EXERCISE REQUIREMENTS:
Look through the listing below and work out how many of its lines hold the word "object". Give only the number.

— Start of MATERIAL FOR THIS TASK —

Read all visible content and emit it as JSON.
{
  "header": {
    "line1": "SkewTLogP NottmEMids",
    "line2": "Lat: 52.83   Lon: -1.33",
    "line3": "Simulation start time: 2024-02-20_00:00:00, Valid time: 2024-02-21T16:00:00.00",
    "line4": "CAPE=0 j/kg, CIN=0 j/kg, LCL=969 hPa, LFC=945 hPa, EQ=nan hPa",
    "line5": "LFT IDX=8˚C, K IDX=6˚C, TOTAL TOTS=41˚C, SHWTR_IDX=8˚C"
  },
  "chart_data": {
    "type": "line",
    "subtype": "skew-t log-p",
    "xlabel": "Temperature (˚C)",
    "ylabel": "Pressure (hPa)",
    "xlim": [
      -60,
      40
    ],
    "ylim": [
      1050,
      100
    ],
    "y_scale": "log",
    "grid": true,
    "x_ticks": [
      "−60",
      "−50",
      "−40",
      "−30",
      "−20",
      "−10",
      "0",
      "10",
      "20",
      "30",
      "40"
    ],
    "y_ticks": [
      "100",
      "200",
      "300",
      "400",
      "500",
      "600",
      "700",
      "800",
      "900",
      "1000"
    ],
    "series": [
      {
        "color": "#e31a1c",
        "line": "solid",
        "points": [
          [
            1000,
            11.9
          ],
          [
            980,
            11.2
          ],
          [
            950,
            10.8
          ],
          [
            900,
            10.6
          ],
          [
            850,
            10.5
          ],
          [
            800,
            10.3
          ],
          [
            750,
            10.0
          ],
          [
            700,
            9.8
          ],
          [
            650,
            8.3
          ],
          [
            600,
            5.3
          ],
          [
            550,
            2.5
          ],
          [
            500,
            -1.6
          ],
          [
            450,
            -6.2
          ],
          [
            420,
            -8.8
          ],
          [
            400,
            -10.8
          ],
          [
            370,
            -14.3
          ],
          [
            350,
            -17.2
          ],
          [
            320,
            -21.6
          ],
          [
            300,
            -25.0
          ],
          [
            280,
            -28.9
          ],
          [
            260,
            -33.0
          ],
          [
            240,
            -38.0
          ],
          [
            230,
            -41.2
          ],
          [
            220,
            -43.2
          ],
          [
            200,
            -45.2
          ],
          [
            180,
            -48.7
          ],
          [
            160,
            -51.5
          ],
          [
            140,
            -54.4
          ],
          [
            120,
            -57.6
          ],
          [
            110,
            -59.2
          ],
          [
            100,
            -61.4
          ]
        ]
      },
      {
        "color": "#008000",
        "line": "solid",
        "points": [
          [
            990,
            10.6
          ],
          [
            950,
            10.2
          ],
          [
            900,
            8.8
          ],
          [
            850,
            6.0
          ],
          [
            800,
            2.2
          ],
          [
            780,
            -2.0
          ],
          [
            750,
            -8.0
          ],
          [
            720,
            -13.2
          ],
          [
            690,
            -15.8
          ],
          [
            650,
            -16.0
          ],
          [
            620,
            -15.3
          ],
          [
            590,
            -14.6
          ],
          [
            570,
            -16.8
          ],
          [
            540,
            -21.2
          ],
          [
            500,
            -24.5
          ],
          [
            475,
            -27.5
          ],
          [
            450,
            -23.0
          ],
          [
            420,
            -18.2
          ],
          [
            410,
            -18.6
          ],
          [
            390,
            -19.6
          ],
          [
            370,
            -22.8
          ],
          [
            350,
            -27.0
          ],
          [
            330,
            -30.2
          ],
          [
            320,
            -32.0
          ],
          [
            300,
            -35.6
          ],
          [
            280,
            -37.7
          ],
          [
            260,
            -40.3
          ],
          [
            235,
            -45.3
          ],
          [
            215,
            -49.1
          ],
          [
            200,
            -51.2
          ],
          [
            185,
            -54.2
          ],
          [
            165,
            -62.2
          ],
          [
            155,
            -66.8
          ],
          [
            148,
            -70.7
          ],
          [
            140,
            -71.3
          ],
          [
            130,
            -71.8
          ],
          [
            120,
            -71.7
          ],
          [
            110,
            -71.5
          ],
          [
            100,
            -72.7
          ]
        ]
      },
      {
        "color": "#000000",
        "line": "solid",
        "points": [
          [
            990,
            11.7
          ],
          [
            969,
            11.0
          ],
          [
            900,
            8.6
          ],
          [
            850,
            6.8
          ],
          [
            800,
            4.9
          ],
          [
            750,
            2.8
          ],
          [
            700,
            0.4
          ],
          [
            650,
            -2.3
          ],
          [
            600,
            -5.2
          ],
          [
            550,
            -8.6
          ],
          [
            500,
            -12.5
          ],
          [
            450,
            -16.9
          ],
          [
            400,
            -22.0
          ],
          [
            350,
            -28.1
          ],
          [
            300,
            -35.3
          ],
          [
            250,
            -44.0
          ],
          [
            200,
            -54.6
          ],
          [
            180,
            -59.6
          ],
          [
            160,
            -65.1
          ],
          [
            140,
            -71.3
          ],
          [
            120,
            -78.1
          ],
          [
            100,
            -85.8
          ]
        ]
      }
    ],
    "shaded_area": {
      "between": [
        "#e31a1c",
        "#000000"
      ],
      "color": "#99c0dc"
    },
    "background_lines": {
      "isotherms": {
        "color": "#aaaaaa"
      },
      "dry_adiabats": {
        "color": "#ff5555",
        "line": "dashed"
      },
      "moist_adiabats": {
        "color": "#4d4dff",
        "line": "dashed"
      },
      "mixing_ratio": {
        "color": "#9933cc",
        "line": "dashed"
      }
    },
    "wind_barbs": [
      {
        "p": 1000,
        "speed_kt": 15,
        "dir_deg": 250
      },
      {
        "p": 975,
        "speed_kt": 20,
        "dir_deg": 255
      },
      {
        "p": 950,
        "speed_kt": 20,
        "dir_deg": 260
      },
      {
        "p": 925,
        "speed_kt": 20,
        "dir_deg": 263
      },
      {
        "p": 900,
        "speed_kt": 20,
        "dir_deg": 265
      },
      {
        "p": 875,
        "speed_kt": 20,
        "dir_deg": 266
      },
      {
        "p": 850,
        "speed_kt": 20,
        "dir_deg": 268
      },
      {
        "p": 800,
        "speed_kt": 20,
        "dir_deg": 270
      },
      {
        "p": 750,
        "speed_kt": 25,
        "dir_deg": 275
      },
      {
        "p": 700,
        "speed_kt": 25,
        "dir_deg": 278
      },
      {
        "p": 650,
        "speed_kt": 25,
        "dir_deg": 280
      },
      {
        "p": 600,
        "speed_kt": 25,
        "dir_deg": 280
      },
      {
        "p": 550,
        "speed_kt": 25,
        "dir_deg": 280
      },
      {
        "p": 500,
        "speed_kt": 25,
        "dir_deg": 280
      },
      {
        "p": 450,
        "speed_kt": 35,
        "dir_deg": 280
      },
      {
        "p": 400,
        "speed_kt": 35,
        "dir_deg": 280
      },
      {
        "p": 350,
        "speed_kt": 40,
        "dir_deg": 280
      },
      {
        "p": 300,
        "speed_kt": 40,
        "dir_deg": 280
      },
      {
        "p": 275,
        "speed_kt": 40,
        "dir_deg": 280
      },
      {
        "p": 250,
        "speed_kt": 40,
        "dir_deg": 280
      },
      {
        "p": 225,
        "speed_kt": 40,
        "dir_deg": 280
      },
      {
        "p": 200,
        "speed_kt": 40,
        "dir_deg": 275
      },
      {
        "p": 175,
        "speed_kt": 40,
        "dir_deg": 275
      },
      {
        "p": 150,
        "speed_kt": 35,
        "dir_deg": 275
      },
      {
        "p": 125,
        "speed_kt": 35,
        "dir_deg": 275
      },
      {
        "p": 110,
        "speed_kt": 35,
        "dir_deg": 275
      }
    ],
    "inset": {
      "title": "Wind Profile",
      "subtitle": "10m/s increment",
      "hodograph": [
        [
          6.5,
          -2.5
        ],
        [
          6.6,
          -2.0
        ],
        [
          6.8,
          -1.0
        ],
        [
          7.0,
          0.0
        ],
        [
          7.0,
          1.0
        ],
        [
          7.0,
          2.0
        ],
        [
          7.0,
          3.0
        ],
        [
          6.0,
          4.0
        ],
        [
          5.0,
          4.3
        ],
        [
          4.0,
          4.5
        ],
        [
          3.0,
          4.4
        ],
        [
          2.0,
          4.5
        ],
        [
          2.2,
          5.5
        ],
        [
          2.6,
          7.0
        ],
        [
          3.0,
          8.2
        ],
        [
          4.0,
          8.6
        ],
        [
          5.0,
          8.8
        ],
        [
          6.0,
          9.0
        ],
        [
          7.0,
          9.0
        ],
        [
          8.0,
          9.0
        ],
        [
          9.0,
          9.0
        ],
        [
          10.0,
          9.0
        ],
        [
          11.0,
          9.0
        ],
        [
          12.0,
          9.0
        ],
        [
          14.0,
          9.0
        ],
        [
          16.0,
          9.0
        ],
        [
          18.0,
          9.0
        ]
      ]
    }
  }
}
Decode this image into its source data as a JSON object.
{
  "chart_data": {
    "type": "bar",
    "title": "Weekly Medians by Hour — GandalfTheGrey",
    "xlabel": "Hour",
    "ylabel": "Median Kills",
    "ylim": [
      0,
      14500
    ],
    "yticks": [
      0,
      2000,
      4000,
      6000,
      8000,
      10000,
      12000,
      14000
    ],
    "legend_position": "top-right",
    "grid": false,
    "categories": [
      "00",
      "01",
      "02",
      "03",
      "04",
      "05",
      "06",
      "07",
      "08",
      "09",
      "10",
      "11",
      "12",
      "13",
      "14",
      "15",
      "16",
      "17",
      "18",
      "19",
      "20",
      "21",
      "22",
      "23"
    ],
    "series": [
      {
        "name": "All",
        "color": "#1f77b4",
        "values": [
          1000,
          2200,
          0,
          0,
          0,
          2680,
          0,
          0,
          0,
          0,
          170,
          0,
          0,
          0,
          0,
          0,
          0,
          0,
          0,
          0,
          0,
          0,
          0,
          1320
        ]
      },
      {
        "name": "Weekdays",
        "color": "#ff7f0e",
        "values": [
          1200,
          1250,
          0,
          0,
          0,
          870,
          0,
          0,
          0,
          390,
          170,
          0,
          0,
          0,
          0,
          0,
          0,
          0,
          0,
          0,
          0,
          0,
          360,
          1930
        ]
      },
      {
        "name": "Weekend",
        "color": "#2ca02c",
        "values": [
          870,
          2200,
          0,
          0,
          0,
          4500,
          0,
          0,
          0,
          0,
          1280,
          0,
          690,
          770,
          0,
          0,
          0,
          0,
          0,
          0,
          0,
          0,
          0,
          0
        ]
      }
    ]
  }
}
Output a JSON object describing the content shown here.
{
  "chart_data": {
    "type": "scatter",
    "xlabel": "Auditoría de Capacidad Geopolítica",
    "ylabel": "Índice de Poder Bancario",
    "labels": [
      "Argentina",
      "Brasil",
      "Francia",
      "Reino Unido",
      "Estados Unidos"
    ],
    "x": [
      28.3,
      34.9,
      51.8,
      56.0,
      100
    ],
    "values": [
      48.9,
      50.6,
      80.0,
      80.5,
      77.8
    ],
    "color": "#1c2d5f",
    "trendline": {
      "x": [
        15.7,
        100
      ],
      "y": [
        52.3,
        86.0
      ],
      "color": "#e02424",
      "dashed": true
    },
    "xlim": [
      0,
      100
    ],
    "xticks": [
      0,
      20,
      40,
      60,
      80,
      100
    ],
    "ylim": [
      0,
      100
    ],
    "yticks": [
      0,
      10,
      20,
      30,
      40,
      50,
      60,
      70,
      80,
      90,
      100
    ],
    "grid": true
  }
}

— End of MATERIAL FOR THIS TASK —

ANSWER TO THIS PROBLEM:
2